> _What needs to be done_
Look through the material below and give the number of lines holding "acceptation", with no other words.

** start Record excerpts **

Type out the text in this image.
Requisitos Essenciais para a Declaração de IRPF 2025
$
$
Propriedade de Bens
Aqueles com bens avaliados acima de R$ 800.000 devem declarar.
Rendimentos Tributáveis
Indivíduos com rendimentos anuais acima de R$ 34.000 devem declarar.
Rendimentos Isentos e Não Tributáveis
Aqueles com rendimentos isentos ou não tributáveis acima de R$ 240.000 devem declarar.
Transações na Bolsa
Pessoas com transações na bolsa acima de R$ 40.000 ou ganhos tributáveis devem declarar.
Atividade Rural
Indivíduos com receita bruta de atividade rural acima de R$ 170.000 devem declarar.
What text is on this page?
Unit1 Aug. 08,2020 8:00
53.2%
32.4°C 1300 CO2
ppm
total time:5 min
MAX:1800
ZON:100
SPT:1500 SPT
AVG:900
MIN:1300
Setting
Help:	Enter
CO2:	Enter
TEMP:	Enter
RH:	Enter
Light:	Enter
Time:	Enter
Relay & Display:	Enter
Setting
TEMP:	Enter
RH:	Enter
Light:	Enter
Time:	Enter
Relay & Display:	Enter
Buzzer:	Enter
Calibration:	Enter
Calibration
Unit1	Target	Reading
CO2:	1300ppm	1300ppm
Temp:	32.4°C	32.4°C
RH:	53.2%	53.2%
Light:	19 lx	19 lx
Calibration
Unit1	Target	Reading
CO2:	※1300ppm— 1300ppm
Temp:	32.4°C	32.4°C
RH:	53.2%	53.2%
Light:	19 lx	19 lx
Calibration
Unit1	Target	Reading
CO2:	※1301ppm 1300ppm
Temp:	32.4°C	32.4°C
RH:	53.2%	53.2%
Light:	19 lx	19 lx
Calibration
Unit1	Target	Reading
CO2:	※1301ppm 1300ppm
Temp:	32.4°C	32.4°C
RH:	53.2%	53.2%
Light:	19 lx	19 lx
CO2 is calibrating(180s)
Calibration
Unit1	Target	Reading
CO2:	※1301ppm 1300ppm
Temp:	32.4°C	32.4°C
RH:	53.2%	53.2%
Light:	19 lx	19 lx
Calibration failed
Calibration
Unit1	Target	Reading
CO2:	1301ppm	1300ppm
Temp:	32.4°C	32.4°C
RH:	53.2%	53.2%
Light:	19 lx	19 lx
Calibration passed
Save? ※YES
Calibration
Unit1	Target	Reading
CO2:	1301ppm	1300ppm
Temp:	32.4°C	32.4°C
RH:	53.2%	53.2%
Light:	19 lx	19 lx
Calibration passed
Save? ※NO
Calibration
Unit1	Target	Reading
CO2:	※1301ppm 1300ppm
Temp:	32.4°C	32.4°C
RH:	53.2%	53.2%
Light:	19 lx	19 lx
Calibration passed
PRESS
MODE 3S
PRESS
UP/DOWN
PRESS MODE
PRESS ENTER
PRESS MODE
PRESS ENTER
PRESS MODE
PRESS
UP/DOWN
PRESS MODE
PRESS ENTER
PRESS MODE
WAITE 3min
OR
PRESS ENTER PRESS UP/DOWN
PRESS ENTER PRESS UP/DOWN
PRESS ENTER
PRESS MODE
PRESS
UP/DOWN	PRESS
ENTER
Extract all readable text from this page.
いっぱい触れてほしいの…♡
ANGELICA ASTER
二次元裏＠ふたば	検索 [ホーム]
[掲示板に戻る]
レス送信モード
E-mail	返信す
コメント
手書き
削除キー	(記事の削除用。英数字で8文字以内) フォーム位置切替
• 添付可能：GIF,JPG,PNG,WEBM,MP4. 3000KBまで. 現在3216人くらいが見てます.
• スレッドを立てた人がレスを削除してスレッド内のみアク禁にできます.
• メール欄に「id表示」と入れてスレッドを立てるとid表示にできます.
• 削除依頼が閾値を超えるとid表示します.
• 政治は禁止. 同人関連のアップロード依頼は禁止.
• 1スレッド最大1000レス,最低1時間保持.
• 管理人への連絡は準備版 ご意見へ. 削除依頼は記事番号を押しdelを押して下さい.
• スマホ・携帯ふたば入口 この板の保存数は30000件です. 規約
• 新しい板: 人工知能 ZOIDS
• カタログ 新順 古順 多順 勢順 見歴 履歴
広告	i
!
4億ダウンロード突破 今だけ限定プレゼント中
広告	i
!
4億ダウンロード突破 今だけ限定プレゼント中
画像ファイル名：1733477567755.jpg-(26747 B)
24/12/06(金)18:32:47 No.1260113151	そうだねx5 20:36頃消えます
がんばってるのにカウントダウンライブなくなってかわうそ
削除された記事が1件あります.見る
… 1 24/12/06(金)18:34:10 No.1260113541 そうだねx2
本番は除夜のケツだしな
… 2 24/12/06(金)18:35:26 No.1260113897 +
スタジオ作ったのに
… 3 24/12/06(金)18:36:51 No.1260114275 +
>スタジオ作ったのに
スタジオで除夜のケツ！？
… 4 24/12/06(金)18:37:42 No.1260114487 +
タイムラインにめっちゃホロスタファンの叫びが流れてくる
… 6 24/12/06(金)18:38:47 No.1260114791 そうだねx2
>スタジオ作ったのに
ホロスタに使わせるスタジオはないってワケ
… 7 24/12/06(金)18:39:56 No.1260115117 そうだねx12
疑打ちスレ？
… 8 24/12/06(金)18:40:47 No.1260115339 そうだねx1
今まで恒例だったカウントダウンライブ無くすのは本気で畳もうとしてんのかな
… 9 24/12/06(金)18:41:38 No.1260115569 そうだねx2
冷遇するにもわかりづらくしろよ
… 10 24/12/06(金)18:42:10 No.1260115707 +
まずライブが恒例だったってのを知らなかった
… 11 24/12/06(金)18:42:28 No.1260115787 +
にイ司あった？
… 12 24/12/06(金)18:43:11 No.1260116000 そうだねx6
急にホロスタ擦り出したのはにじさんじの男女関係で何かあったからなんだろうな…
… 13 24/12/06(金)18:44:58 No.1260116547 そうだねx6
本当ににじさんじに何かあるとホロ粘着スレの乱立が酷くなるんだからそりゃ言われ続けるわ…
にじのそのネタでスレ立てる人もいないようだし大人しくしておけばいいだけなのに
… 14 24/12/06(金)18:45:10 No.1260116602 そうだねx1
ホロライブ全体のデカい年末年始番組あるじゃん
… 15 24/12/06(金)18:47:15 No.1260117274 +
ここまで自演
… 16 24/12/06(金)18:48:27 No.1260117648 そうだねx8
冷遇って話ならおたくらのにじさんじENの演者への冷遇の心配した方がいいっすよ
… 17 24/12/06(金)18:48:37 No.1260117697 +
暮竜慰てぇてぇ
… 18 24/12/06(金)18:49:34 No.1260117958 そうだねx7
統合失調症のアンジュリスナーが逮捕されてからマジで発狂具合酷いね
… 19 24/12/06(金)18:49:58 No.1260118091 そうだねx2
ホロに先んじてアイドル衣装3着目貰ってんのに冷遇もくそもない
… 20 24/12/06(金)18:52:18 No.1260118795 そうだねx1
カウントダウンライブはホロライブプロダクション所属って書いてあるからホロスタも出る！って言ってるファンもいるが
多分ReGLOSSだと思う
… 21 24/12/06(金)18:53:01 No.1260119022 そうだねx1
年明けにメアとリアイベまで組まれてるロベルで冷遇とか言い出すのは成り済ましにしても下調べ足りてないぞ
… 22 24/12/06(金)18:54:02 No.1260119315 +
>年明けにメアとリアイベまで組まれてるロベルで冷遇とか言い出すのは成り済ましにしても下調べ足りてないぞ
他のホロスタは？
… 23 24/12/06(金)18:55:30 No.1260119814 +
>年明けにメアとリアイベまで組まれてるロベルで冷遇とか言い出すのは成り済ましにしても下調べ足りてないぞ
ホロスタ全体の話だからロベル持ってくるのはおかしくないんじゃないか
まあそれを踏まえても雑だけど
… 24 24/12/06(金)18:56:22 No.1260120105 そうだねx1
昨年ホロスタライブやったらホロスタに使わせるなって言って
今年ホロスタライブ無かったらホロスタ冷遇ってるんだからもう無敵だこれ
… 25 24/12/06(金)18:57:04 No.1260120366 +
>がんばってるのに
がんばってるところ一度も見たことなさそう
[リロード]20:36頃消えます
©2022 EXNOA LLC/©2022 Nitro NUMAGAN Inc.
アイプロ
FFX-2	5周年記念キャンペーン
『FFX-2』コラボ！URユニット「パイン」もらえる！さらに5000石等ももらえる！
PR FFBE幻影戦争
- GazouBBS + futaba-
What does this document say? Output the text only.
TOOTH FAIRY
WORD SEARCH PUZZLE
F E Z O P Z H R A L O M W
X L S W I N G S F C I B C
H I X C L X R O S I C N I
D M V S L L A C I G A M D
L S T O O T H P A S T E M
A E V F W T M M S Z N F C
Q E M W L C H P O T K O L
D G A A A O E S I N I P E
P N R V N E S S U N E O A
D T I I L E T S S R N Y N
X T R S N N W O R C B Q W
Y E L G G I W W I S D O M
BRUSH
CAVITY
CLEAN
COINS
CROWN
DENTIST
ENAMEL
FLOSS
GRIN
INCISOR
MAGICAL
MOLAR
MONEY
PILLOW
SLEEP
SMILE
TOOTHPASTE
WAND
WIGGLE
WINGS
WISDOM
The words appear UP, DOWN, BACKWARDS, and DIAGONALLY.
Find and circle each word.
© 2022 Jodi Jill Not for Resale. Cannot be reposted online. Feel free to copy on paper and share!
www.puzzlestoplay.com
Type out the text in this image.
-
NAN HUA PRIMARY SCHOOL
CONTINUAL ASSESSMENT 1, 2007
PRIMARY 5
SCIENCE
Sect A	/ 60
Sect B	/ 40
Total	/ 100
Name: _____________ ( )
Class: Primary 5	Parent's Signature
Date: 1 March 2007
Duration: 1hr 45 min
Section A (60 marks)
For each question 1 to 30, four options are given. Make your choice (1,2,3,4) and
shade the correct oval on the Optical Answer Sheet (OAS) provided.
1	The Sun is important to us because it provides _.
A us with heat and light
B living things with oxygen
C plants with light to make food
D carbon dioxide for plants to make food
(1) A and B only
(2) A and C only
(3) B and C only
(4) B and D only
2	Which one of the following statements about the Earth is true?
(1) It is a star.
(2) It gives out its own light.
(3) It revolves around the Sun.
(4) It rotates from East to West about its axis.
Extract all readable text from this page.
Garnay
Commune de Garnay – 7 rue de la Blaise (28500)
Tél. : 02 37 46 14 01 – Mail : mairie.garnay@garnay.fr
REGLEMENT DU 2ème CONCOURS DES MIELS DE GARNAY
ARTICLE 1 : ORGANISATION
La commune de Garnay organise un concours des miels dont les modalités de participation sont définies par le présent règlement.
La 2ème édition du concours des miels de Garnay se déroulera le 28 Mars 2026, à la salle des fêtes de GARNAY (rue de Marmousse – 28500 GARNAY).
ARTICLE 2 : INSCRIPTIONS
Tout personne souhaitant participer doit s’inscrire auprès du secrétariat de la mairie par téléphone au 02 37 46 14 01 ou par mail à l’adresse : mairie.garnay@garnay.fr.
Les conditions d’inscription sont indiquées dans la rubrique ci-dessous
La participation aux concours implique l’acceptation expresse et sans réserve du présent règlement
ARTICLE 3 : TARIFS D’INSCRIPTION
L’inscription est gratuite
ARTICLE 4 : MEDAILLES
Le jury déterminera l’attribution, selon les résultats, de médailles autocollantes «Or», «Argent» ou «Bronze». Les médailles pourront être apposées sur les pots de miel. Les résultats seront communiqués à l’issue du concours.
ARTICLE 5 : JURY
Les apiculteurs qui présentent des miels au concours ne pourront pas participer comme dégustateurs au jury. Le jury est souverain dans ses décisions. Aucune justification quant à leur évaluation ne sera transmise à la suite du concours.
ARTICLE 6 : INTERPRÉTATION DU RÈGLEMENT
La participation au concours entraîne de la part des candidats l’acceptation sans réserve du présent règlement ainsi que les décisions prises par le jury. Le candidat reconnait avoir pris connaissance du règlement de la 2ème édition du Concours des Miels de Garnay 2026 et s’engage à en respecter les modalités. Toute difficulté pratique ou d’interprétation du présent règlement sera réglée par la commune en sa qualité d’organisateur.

** end Record excerpts **

> _Result_
2